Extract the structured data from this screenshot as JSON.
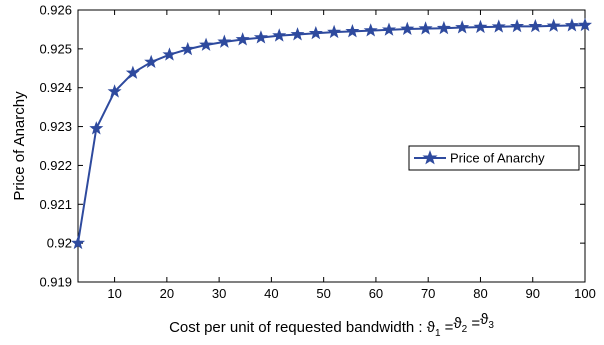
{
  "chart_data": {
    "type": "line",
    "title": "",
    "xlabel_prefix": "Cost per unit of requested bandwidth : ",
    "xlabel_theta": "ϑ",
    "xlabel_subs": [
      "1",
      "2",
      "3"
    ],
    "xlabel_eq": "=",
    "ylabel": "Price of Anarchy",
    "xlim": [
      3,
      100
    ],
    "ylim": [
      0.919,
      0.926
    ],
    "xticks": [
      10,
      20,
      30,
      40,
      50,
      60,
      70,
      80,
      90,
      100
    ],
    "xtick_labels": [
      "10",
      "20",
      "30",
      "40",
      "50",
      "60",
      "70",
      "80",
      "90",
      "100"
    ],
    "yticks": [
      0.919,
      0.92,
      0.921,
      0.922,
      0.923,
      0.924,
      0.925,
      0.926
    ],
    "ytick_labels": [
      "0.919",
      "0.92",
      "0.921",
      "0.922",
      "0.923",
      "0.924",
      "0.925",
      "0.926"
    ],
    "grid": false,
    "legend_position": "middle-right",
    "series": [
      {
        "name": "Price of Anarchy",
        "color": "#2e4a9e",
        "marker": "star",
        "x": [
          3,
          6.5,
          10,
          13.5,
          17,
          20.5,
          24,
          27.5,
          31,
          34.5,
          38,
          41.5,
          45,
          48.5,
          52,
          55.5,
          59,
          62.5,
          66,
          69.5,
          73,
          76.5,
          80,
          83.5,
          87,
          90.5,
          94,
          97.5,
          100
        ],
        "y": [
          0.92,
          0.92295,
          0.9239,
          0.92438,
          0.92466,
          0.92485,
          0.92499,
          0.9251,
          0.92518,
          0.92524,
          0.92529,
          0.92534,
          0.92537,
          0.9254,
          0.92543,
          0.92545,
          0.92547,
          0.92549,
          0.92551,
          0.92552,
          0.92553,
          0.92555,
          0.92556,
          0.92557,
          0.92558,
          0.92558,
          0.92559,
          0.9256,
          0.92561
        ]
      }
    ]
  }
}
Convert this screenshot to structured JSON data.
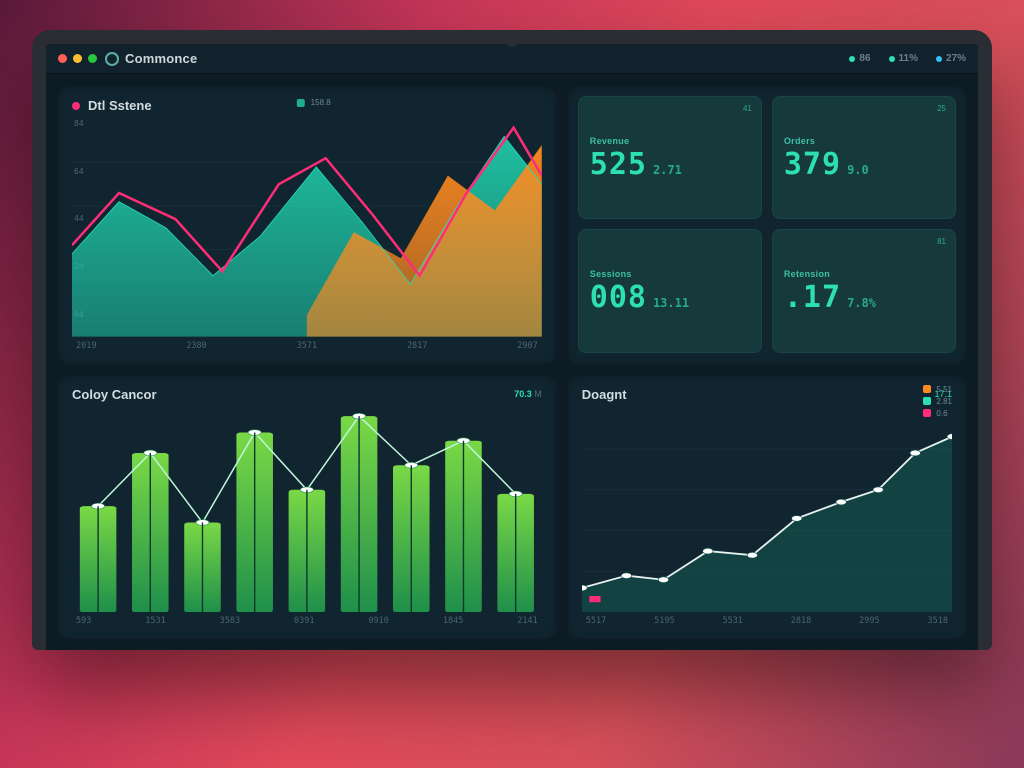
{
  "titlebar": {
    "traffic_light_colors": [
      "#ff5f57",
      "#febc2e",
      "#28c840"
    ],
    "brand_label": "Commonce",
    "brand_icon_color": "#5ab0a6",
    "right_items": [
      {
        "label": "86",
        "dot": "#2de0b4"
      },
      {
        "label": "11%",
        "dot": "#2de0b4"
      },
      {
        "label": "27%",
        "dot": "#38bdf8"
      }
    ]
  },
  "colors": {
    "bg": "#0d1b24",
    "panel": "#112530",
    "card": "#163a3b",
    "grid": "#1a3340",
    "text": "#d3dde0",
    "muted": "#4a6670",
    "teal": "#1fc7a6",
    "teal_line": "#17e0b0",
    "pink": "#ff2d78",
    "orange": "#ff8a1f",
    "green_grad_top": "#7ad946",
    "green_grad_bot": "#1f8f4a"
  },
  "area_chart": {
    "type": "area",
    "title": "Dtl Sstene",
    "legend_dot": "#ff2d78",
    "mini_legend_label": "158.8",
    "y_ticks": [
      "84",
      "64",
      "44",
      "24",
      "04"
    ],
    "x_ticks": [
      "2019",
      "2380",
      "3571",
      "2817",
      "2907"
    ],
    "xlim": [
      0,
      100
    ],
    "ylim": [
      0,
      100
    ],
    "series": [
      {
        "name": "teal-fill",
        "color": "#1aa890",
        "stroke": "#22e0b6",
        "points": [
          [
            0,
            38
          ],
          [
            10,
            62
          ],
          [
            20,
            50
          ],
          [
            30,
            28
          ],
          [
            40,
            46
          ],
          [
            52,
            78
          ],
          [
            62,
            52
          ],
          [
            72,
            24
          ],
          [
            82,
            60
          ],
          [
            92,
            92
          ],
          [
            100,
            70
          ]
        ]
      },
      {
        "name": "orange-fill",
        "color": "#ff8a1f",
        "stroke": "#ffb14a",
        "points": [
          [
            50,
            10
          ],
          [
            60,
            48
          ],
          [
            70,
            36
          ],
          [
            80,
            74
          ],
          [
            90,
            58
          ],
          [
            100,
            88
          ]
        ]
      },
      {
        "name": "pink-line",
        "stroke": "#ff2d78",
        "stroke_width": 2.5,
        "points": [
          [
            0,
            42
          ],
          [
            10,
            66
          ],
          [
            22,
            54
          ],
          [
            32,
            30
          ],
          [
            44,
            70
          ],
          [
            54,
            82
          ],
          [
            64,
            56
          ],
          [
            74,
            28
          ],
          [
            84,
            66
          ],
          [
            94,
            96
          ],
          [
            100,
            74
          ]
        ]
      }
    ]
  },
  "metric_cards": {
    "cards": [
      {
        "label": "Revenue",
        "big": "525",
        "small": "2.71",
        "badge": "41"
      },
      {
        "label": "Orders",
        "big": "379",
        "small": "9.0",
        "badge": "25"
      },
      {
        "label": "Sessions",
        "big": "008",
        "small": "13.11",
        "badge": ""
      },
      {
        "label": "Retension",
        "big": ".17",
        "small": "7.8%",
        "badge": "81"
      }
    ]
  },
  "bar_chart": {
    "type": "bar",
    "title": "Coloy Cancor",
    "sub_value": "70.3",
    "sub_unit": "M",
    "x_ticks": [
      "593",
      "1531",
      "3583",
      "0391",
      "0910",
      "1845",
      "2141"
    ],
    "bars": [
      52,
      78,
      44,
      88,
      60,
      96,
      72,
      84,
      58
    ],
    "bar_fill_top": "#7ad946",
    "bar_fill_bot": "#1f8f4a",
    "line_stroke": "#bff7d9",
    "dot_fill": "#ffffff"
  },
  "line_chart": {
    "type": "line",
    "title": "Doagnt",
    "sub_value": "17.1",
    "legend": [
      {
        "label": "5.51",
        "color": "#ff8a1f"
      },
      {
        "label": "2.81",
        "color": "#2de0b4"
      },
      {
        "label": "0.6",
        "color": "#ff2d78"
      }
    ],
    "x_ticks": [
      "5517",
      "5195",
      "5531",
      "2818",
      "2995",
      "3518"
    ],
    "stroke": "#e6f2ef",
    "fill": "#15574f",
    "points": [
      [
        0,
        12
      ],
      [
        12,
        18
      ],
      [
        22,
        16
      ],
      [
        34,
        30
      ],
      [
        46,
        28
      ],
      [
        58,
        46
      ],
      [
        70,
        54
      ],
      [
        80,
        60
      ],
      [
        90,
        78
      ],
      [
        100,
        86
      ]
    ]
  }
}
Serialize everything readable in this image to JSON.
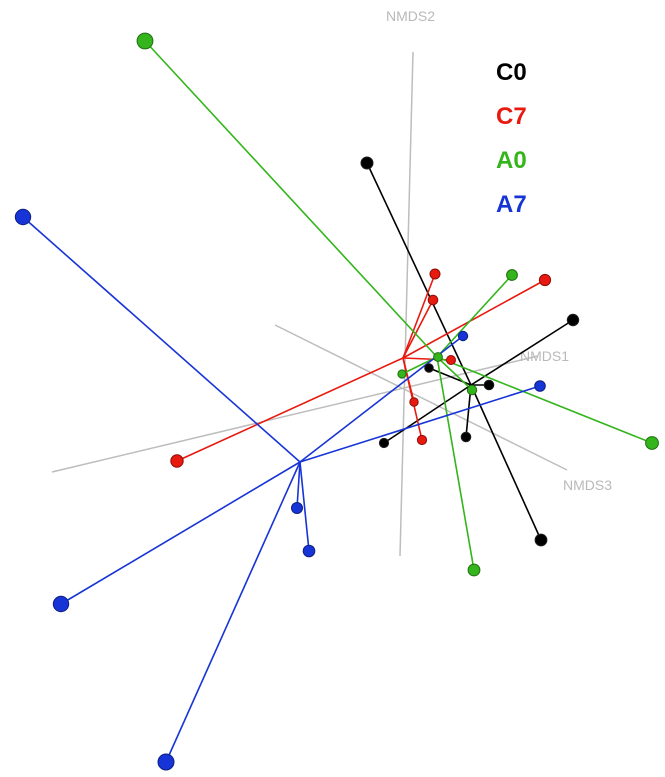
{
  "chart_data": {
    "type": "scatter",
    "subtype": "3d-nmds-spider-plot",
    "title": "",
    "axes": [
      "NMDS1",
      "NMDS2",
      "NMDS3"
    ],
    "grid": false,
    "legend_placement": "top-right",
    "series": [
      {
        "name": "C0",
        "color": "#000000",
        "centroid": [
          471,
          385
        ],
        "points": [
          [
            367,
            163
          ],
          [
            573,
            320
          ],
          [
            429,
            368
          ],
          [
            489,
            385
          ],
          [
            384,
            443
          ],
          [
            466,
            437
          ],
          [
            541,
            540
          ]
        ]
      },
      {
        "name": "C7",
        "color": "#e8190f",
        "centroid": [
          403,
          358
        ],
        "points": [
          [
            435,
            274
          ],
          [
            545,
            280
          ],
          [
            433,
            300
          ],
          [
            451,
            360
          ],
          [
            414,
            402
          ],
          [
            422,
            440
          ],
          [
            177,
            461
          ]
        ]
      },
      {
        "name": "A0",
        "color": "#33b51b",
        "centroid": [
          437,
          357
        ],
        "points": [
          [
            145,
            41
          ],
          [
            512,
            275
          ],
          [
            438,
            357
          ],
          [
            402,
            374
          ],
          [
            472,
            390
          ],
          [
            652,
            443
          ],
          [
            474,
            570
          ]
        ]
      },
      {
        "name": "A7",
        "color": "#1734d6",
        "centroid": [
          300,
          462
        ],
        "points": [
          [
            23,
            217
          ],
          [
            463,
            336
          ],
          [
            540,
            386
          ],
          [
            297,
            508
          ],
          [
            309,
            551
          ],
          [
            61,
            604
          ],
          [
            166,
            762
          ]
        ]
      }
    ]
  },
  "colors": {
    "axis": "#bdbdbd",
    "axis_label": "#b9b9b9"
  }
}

- WHAT THE TASK REQUIRES
Pull out the lines above in which the word "screenshot" appears.

- RESPONSE TO THE TASK
Extract the structured data from this screenshot as JSON.
Convert this screenshot to structured JSON data.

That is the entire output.